*Exercise goal*
Below is a block of records; return all of them exactly, but without the images.

*Material for this exercise*
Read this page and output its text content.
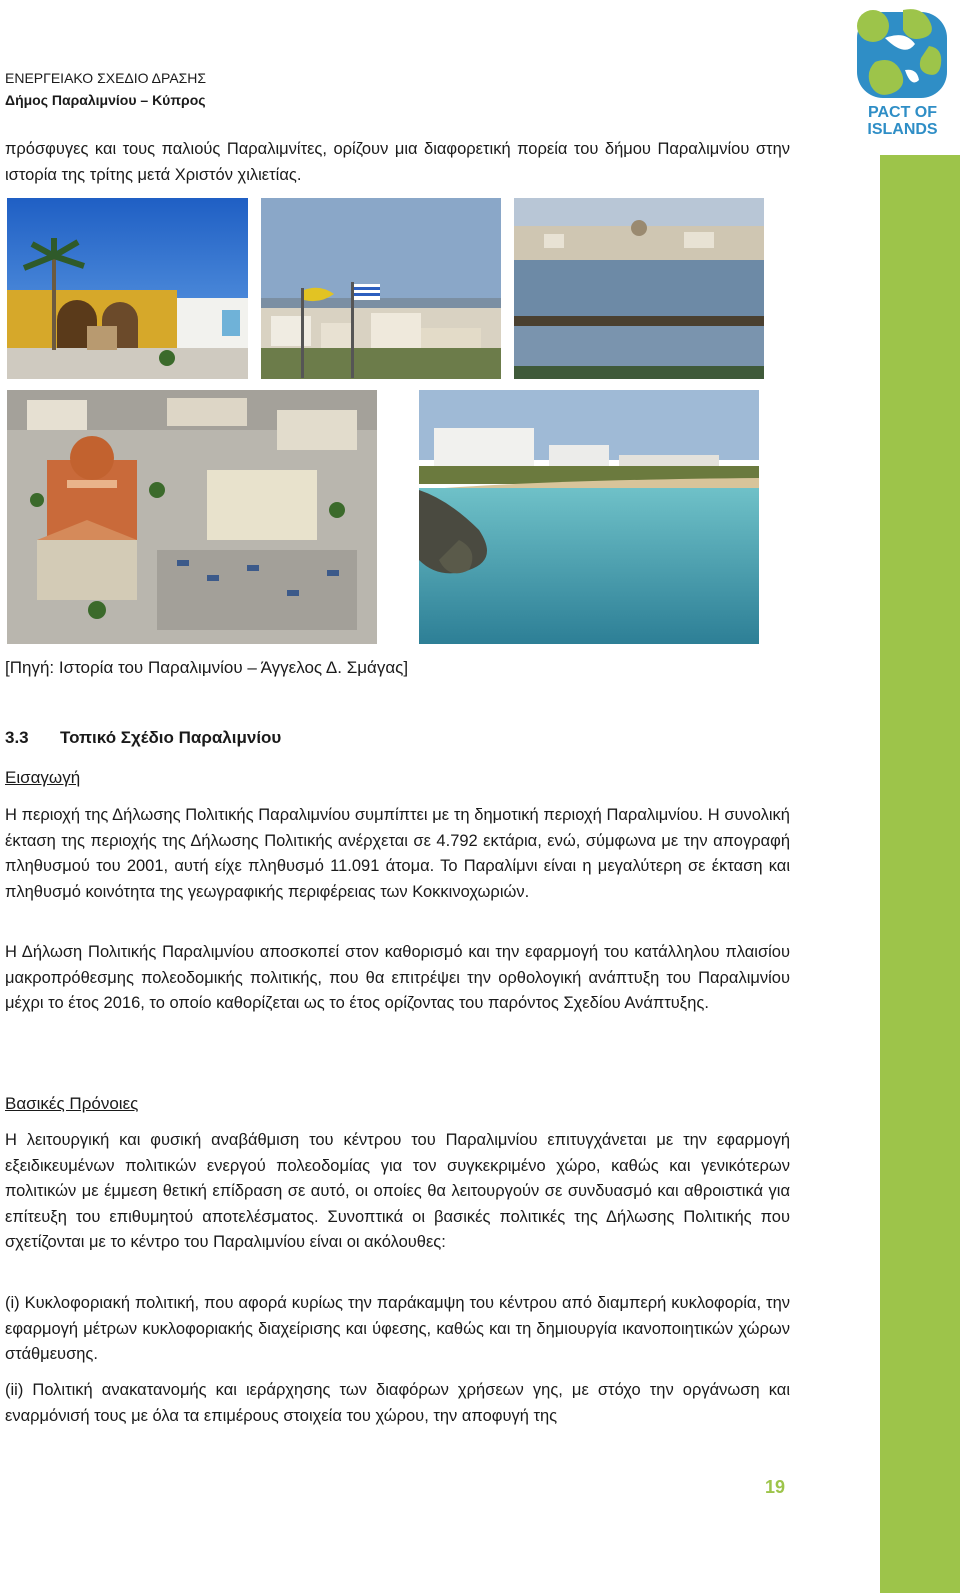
ΕΝΕΡΓΕΙΑΚΟ ΣΧΕΔΙΟ ΔΡΑΣΗΣ
Δήμος Παραλιμνίου – Κύπρος
PACT OF
ISLANDS
πρόσφυγες και τους παλιούς Παραλιμνίτες, ορίζουν μια διαφορετική πορεία του δήμου Παραλιμνίου στην ιστορία της τρίτης μετά Χριστόν χιλιετίας.
[Πηγή: Ιστορία του Παραλιμνίου – Άγγελος Δ. Σμάγας]
3.3 Τοπικό Σχέδιο Παραλιμνίου
Εισαγωγή
Η περιοχή της Δήλωσης Πολιτικής Παραλιμνίου συμπίπτει με τη δημοτική περιοχή Παραλιμνίου. Η συνολική έκταση της περιοχής της Δήλωσης Πολιτικής ανέρχεται σε 4.792 εκτάρια, ενώ, σύμφωνα με την απογραφή πληθυσμού του 2001, αυτή είχε πληθυσμό 11.091 άτομα. Το Παραλίμνι είναι η μεγαλύτερη σε έκταση και πληθυσμό κοινότητα της γεωγραφικής περιφέρειας των Κοκκινοχωριών.
Η Δήλωση Πολιτικής Παραλιμνίου αποσκοπεί στον καθορισμό και την εφαρμογή του κατάλληλου πλαισίου μακροπρόθεσμης πολεοδομικής πολιτικής, που θα επιτρέψει την ορθολογική ανάπτυξη του Παραλιμνίου μέχρι το έτος 2016, το οποίο καθορίζεται ως το έτος ορίζοντας του παρόντος Σχεδίου Ανάπτυξης.
Βασικές Πρόνοιες
Η λειτουργική και φυσική αναβάθμιση του κέντρου του Παραλιμνίου επιτυγχάνεται με την εφαρμογή εξειδικευμένων πολιτικών ενεργού πολεοδομίας για τον συγκεκριμένο χώρο, καθώς και γενικότερων πολιτικών με έμμεση θετική επίδραση σε αυτό, οι οποίες θα λειτουργούν σε συνδυασμό και αθροιστικά για επίτευξη του επιθυμητού αποτελέσματος. Συνοπτικά οι βασικές πολιτικές της Δήλωσης Πολιτικής που σχετίζονται με το κέντρο του Παραλιμνίου είναι οι ακόλουθες:
(i) Κυκλοφοριακή πολιτική, που αφορά κυρίως την παράκαμψη του κέντρου από διαμπερή κυκλοφορία, την εφαρμογή μέτρων κυκλοφοριακής διαχείρισης και ύφεσης, καθώς και τη δημιουργία ικανοποιητικών χώρων στάθμευσης.
(ii) Πολιτική ανακατανομής και ιεράρχησης των διαφόρων χρήσεων γης, με στόχο την οργάνωση και εναρμόνισή τους με όλα τα επιμέρους στοιχεία του χώρου, την αποφυγή της
19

*Task response*
Read this page and output its text content.
ΕΝΕΡΓΕΙΑΚΟ ΣΧΕΔΙΟ ΔΡΑΣΗΣ
Δήμος Παραλιμνίου – Κύπρος
PACT OF
ISLANDS
πρόσφυγες και τους παλιούς Παραλιμνίτες, ορίζουν μια διαφορετική πορεία του δήμου Παραλιμνίου στην ιστορία της τρίτης μετά Χριστόν χιλιετίας.
[Πηγή: Ιστορία του Παραλιμνίου – Άγγελος Δ. Σμάγας]
3.3 Τοπικό Σχέδιο Παραλιμνίου
Εισαγωγή
Η περιοχή της Δήλωσης Πολιτικής Παραλιμνίου συμπίπτει με τη δημοτική περιοχή Παραλιμνίου. Η συνολική έκταση της περιοχής της Δήλωσης Πολιτικής ανέρχεται σε 4.792 εκτάρια, ενώ, σύμφωνα με την απογραφή πληθυσμού του 2001, αυτή είχε πληθυσμό 11.091 άτομα. Το Παραλίμνι είναι η μεγαλύτερη σε έκταση και πληθυσμό κοινότητα της γεωγραφικής περιφέρειας των Κοκκινοχωριών.
Η Δήλωση Πολιτικής Παραλιμνίου αποσκοπεί στον καθορισμό και την εφαρμογή του κατάλληλου πλαισίου μακροπρόθεσμης πολεοδομικής πολιτικής, που θα επιτρέψει την ορθολογική ανάπτυξη του Παραλιμνίου μέχρι το έτος 2016, το οποίο καθορίζεται ως το έτος ορίζοντας του παρόντος Σχεδίου Ανάπτυξης.
Βασικές Πρόνοιες
Η λειτουργική και φυσική αναβάθμιση του κέντρου του Παραλιμνίου επιτυγχάνεται με την εφαρμογή εξειδικευμένων πολιτικών ενεργού πολεοδομίας για τον συγκεκριμένο χώρο, καθώς και γενικότερων πολιτικών με έμμεση θετική επίδραση σε αυτό, οι οποίες θα λειτουργούν σε συνδυασμό και αθροιστικά για επίτευξη του επιθυμητού αποτελέσματος. Συνοπτικά οι βασικές πολιτικές της Δήλωσης Πολιτικής που σχετίζονται με το κέντρο του Παραλιμνίου είναι οι ακόλουθες:
(i) Κυκλοφοριακή πολιτική, που αφορά κυρίως την παράκαμψη του κέντρου από διαμπερή κυκλοφορία, την εφαρμογή μέτρων κυκλοφοριακής διαχείρισης και ύφεσης, καθώς και τη δημιουργία ικανοποιητικών χώρων στάθμευσης.
(ii) Πολιτική ανακατανομής και ιεράρχησης των διαφόρων χρήσεων γης, με στόχο την οργάνωση και εναρμόνισή τους με όλα τα επιμέρους στοιχεία του χώρου, την αποφυγή της
19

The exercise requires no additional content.